- [Your objective]: List each line in which the string "this" appears.

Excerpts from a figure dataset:

- - - - - - -

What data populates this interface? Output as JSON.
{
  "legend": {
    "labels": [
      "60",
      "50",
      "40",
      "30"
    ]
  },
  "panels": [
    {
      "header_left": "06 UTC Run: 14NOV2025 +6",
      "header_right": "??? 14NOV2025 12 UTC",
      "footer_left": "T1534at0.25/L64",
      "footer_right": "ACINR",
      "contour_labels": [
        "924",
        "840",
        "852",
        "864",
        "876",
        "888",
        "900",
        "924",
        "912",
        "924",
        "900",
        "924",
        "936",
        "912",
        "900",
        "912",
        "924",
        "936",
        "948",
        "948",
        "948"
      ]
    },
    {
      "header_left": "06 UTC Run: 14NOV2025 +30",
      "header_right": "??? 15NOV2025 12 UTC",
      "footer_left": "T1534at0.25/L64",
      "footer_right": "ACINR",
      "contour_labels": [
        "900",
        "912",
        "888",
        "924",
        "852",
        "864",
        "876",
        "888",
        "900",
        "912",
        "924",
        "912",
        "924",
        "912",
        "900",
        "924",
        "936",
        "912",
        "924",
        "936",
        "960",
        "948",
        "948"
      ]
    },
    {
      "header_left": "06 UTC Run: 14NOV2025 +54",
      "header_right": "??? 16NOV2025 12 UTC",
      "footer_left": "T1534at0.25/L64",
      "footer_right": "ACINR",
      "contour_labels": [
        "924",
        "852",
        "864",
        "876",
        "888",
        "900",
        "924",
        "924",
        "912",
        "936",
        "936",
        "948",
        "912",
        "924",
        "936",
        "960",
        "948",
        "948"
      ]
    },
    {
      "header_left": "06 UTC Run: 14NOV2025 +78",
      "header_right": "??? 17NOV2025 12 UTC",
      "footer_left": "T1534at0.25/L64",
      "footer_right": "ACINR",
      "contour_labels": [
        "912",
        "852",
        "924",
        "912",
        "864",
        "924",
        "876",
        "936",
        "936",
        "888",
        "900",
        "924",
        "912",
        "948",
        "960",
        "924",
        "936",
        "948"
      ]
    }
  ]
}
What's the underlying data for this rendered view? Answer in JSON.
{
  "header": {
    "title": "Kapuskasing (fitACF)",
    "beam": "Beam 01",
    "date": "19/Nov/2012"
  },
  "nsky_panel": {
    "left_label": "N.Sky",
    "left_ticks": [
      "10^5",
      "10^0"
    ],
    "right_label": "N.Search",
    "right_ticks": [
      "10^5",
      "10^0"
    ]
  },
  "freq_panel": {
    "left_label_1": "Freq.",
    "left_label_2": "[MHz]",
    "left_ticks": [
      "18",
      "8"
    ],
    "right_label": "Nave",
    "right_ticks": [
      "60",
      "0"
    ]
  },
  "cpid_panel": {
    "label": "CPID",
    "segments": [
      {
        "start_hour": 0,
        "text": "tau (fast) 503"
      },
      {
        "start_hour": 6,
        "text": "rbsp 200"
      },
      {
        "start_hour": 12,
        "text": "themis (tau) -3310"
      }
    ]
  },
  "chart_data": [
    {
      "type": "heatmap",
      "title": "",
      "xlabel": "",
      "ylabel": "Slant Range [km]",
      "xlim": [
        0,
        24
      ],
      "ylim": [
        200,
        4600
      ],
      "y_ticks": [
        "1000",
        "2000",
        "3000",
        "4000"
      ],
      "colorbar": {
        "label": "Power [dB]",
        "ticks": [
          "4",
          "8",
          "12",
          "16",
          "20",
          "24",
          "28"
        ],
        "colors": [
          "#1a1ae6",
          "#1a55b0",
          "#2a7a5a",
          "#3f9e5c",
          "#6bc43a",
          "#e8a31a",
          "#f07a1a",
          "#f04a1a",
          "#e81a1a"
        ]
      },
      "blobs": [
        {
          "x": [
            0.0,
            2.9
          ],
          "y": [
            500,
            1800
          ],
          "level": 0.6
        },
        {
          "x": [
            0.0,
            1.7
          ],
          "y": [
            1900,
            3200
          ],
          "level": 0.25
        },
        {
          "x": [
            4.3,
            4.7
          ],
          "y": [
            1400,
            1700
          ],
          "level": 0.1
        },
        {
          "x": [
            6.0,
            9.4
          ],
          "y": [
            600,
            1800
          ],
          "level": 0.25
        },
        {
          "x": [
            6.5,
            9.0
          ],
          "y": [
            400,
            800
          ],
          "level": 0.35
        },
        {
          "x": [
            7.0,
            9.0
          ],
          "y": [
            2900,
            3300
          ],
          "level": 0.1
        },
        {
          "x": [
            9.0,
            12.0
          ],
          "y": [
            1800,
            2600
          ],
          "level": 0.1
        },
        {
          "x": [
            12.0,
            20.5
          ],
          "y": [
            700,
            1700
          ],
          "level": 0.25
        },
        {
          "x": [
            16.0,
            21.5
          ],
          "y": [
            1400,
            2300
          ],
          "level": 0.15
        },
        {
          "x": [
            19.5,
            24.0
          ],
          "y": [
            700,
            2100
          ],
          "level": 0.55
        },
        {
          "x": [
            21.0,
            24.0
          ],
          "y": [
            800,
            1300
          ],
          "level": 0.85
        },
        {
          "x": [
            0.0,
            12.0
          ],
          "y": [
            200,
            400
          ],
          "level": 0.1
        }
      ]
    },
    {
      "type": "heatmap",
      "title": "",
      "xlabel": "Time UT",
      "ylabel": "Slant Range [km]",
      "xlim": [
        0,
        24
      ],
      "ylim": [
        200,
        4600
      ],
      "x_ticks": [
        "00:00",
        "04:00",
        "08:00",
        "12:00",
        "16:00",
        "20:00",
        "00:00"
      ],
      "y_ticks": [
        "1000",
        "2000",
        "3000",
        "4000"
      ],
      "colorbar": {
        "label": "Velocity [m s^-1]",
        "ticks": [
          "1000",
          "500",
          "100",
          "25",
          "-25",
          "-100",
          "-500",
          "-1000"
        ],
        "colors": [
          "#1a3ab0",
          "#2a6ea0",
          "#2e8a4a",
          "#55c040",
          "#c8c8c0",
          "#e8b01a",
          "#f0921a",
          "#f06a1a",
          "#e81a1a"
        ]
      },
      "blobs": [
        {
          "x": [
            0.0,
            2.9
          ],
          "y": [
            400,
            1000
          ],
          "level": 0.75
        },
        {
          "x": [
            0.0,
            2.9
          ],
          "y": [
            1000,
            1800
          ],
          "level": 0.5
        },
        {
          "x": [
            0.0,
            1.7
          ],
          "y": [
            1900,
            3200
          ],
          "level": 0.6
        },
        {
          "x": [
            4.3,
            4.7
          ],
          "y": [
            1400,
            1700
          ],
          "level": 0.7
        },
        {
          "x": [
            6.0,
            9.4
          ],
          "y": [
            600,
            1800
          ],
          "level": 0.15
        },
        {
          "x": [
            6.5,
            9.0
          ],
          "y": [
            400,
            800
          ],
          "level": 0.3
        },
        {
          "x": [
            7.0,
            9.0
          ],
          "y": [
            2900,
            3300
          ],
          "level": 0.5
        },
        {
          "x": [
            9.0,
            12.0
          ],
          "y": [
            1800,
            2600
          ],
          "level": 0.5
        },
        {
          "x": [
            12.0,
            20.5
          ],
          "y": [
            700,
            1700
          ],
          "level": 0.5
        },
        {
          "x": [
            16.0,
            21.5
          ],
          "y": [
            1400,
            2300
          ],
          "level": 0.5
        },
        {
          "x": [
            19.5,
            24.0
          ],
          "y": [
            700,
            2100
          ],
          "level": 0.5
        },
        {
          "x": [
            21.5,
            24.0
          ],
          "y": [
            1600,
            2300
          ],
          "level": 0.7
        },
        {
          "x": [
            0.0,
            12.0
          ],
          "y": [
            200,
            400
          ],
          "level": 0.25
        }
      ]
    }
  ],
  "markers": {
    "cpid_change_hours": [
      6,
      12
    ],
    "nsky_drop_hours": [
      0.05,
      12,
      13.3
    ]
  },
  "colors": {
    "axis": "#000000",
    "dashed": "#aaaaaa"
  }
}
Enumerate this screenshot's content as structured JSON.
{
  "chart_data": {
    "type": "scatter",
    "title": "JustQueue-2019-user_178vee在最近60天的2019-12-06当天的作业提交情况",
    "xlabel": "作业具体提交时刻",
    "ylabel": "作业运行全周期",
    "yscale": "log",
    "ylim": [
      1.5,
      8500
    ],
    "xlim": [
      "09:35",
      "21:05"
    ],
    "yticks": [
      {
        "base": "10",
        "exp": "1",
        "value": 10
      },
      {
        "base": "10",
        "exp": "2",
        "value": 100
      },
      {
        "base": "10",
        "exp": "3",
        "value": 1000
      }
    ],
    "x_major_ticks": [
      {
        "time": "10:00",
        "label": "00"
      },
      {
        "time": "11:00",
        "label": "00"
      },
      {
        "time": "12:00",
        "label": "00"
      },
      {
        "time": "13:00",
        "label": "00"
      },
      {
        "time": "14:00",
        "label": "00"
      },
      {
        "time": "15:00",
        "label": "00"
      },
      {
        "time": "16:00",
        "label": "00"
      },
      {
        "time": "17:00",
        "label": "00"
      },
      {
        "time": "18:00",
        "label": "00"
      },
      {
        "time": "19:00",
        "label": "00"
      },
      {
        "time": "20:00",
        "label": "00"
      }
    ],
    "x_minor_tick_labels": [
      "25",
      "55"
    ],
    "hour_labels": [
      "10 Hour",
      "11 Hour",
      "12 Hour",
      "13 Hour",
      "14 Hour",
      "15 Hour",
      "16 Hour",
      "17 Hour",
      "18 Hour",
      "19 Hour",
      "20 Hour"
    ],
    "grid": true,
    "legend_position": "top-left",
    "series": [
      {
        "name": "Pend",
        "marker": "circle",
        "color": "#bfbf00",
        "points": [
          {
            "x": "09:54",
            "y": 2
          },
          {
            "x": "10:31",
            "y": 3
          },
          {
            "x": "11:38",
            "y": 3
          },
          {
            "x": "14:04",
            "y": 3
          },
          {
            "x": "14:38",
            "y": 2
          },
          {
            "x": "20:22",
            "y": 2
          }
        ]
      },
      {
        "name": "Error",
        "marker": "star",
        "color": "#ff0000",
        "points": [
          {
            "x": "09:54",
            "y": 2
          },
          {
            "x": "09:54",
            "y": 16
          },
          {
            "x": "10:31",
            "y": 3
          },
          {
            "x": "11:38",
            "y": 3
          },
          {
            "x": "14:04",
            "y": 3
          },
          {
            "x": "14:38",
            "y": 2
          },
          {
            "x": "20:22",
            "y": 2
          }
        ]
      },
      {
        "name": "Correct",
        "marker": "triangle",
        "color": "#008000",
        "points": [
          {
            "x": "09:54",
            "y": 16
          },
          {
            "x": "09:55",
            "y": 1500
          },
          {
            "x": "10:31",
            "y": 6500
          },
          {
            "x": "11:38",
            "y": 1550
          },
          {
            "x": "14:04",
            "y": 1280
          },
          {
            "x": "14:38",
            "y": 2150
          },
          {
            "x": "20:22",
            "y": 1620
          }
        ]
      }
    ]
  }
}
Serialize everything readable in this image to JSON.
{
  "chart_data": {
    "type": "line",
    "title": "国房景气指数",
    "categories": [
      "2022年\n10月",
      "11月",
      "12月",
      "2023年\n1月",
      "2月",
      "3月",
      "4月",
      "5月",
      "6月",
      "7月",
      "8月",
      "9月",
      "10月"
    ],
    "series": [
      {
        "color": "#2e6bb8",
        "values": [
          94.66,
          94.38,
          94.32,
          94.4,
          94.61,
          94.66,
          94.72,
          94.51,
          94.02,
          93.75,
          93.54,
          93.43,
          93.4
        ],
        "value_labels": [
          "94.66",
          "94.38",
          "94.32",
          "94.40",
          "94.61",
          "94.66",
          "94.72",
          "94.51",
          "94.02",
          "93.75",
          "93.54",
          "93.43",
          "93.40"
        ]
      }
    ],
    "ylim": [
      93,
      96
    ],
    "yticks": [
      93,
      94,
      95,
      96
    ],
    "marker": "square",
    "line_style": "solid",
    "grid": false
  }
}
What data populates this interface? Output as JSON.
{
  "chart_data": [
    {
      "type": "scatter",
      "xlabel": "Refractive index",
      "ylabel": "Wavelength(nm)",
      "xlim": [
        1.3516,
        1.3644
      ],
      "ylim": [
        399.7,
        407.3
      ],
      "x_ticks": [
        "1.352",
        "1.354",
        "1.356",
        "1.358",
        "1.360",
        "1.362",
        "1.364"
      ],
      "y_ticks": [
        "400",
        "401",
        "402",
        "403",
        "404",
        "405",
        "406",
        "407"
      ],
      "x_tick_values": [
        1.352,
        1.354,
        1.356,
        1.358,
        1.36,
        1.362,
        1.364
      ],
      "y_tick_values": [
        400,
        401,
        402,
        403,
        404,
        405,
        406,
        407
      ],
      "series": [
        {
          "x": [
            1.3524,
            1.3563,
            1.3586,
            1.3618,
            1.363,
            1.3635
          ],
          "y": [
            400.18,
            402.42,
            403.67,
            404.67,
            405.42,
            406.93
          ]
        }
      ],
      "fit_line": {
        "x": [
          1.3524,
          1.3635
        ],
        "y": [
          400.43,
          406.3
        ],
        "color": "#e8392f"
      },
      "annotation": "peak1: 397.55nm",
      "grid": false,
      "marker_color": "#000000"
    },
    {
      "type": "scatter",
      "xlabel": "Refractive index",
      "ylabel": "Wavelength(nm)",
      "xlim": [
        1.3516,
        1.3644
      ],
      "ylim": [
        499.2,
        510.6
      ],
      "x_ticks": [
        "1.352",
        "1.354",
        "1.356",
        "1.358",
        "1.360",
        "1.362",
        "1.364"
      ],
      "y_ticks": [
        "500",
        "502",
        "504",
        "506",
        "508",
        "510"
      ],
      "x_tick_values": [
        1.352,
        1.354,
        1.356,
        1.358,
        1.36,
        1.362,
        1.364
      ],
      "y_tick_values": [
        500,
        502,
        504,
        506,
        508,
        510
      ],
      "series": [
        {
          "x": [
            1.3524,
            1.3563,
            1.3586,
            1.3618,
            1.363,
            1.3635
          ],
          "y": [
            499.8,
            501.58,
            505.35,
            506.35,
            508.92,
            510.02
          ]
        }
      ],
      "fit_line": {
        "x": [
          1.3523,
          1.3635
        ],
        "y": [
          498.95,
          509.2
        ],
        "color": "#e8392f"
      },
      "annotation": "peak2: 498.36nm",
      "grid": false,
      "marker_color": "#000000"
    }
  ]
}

- - - - - - -

- [Correct response]:
What data populates this interface? Output as JSON.
What's the underlying data for this rendered view? Answer in JSON.
Enumerate this screenshot's content as structured JSON.
Serialize everything readable in this image to JSON.
What data populates this interface? Output as JSON.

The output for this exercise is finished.